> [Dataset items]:
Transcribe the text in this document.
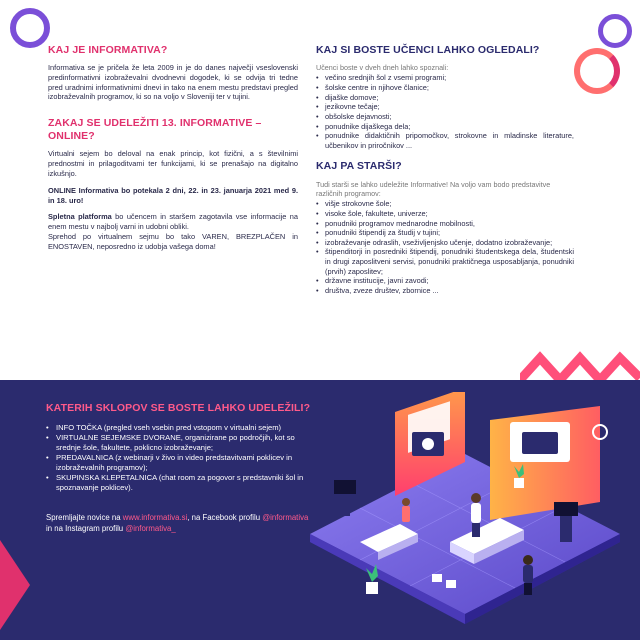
KAJ JE INFORMATIVA?

Informativa se je pričela že leta 2009 in je do danes največji vseslovenski predinformativni izobraževalni dvodnevni dogodek, ki se odvija tri tedne pred uradnimi informativnimi dnevi in tako na enem mestu predstavi pregled izobraževalnih programov, ki so na voljo v Sloveniji ter v tujini.

ZAKAJ SE UDELEŽITI 13. INFORMATIVE – ONLINE?

Virtualni sejem bo deloval na enak princip, kot fizični, a s številnimi prednostmi in prilagoditvami ter funkcijami, ki se prenašajo na digitalno izkušnjo.

ONLINE Informativa bo potekala 2 dni, 22. in 23. januarja 2021 med 9. in 18. uro!

Spletna platforma bo učencem in staršem zagotavila vse informacije na enem mestu v najbolj varni in udobni obliki.

Sprehod po virtualnem sejmu bo tako VAREN, BREZPLAČEN in ENOSTAVEN, neposredno iz udobja vašega doma!

KAJ SI BOSTE UČENCI LAHKO OGLEDALI?
Učenci boste v dveh dneh lahko spoznali:
• večino srednjih šol z vsemi programi;
• šolske centre in njihove članice;
• dijaške domove;
• jezikovne tečaje;
• obšolske dejavnosti;
• ponudnike dijaškega dela;
• ponudnike didaktičnih pripomočkov, strokovne in mladinske literature, učbenikov in priročnikov ...
KAJ PA STARŠI?
Tudi starši se lahko udeležite Informative! Na voljo vam bodo predstavitve različnih programov:
• višje strokovne šole;
• visoke šole, fakultete, univerze;
• ponudniki programov mednarodne mobilnosti,
• ponudniki štipendij za študij v tujini;
• izobraževanje odraslih, vseživljenjsko učenje, dodatno izobraževanje;
• štipenditorji in posredniki štipendij, ponudniki študentskega dela, študentski in drugi zaposlitveni servisi, ponudniki praktičnega usposabljanja, ponudniki (prvih) zaposlitev;
• državne institucije, javni zavodi;
• društva, zveze društev, zbornice ...
KATERIH SKLOPOV SE BOSTE LAHKO UDELEŽILI?
• INFO TOČKA (pregled vseh vsebin pred vstopom v virtualni sejem)
• VIRTUALNE SEJEMSKE DVORANE, organizirane po področjih, kot so srednje šole, fakultete, poklicno izobraževanje;
• PREDAVALNICA (z webinarji v živo in video predstavitvami poklicev in izobraževalnih programov);
• SKUPINSKA KLEPETALNICA (chat room za pogovor s predstavniki šol in spoznavanje poklicev).

Spremljajte novice na www.informativa.si, na Facebook profilu @informativa in na Instagram profilu @informativa_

> [Your task]:
Each line that has the word "voljo" should be copied.

> [Worked answer]:
Informativa se je pričela že leta 2009 in je do danes največji vseslovenski predinformativni izobraževalni dvodnevni dogodek, ki se odvija tri tedne pred uradnimi informativnimi dnevi in tako na enem mestu predstavi pregled izobraževalnih programov, ki so na voljo v Sloveniji ter v tujini.
Tudi starši se lahko udeležite Informative! Na voljo vam bodo predstavitve različnih programov:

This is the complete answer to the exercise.